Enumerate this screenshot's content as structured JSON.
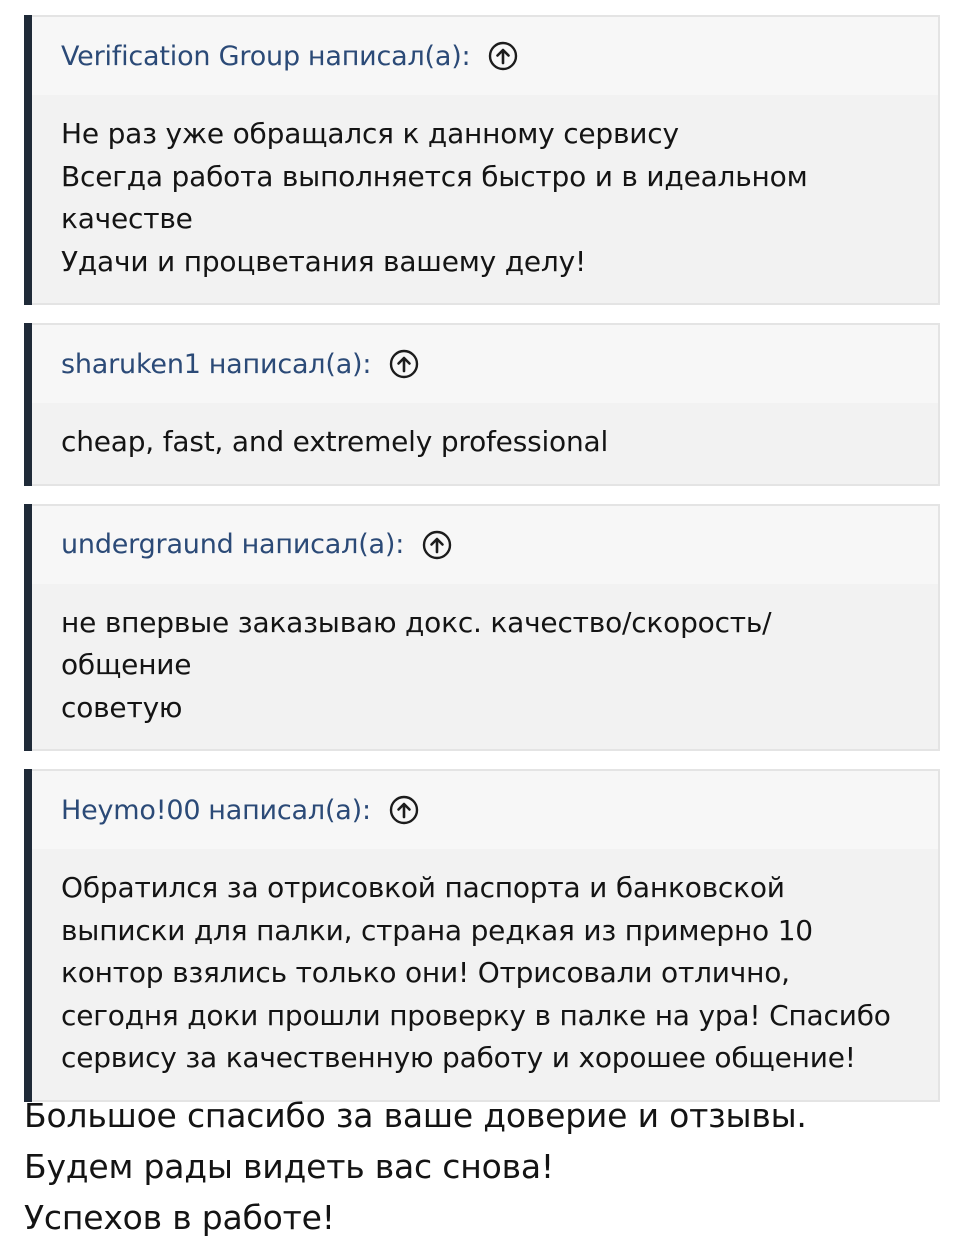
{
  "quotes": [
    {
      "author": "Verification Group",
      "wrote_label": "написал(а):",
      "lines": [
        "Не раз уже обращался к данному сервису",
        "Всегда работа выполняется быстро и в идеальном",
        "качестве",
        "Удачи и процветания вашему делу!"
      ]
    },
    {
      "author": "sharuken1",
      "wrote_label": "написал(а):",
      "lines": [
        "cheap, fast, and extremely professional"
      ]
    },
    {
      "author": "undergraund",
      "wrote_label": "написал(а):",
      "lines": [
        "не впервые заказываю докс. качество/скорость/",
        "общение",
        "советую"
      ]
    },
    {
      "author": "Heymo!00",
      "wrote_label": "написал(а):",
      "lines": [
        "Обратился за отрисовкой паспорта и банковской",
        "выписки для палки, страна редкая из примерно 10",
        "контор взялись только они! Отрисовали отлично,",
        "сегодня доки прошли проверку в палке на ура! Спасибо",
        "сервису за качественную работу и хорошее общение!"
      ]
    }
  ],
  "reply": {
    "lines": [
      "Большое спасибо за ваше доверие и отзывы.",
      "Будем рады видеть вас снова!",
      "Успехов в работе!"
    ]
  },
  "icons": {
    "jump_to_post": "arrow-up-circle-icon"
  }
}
====================
• [Required task]:
Check each line of the data above for the word "author" and say how many lines contain it, giving nothing besides the number.

• [The reply]:
4